-- Start of Data to process --
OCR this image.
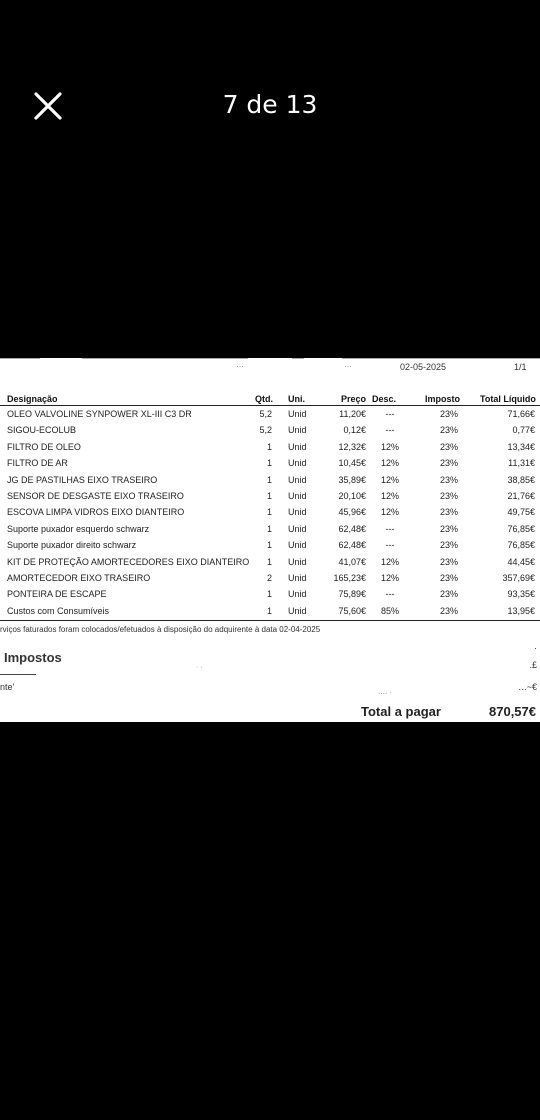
7 de 13
…	…	02-05-2025	1/1
Designação	Qtd. Uni.	Preço Desc.	Imposto Total Líquido
OLEO VALVOLINE SYNPOWER XL-III C3 DR	5,2 Unid	11,20€	---	23%	71,66€
SIGOU-ECOLUB	5,2 Unid	0,12€	---	23%	0,77€
FILTRO DE OLEO	1 Unid	12,32€	12%	23%	13,34€
FILTRO DE AR	1 Unid	10,45€	12%	23%	11,31€
JG DE PASTILHAS EIXO TRASEIRO	1 Unid	35,89€	12%	23%	38,85€
SENSOR DE DESGASTE EIXO TRASEIRO	1 Unid	20,10€	12%	23%	21,76€
ESCOVA LIMPA VIDROS EIXO DIANTEIRO	1 Unid	45,96€	12%	23%	49,75€
Suporte puxador esquerdo schwarz	1 Unid	62,48€	---	23%	76,85€
Suporte puxador direito schwarz	1 Unid	62,48€	---	23%	76,85€
KIT DE PROTEÇÃO AMORTECEDORES EIXO DIANTEIRO	1 Unid	41,07€	12%	23%	44,45€
AMORTECEDOR EIXO TRASEIRO	2 Unid	165,23€	12%	23%	357,69€
PONTEIRA DE ESCAPE	1 Unid	75,89€	---	23%	93,35€
Custos com Consumíveis	1 Unid	75,60€	85%	23%	13,95€
rviços faturados foram colocados/efetuados à disposição do adquirente à data 02-04-2025
Impostos
nte'
· ·
‥‥ ·
·
.£
‥.~€
Total a pagar	870,57€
-- End of Data to process --
Without including any pictures, reproduce the listing exactly.

OCR this image.
7 de 13
…	…	02-05-2025	1/1
Designação	Qtd. Uni.	Preço Desc.	Imposto Total Líquido
OLEO VALVOLINE SYNPOWER XL-III C3 DR	5,2 Unid	11,20€	---	23%	71,66€
SIGOU-ECOLUB	5,2 Unid	0,12€	---	23%	0,77€
FILTRO DE OLEO	1 Unid	12,32€	12%	23%	13,34€
FILTRO DE AR	1 Unid	10,45€	12%	23%	11,31€
JG DE PASTILHAS EIXO TRASEIRO	1 Unid	35,89€	12%	23%	38,85€
SENSOR DE DESGASTE EIXO TRASEIRO	1 Unid	20,10€	12%	23%	21,76€
ESCOVA LIMPA VIDROS EIXO DIANTEIRO	1 Unid	45,96€	12%	23%	49,75€
Suporte puxador esquerdo schwarz	1 Unid	62,48€	---	23%	76,85€
Suporte puxador direito schwarz	1 Unid	62,48€	---	23%	76,85€
KIT DE PROTEÇÃO AMORTECEDORES EIXO DIANTEIRO	1 Unid	41,07€	12%	23%	44,45€
AMORTECEDOR EIXO TRASEIRO	2 Unid	165,23€	12%	23%	357,69€
PONTEIRA DE ESCAPE	1 Unid	75,89€	---	23%	93,35€
Custos com Consumíveis	1 Unid	75,60€	85%	23%	13,95€
rviços faturados foram colocados/efetuados à disposição do adquirente à data 02-04-2025
Impostos
nte'
· ·
‥‥ ·
·
.£
‥.~€
Total a pagar	870,57€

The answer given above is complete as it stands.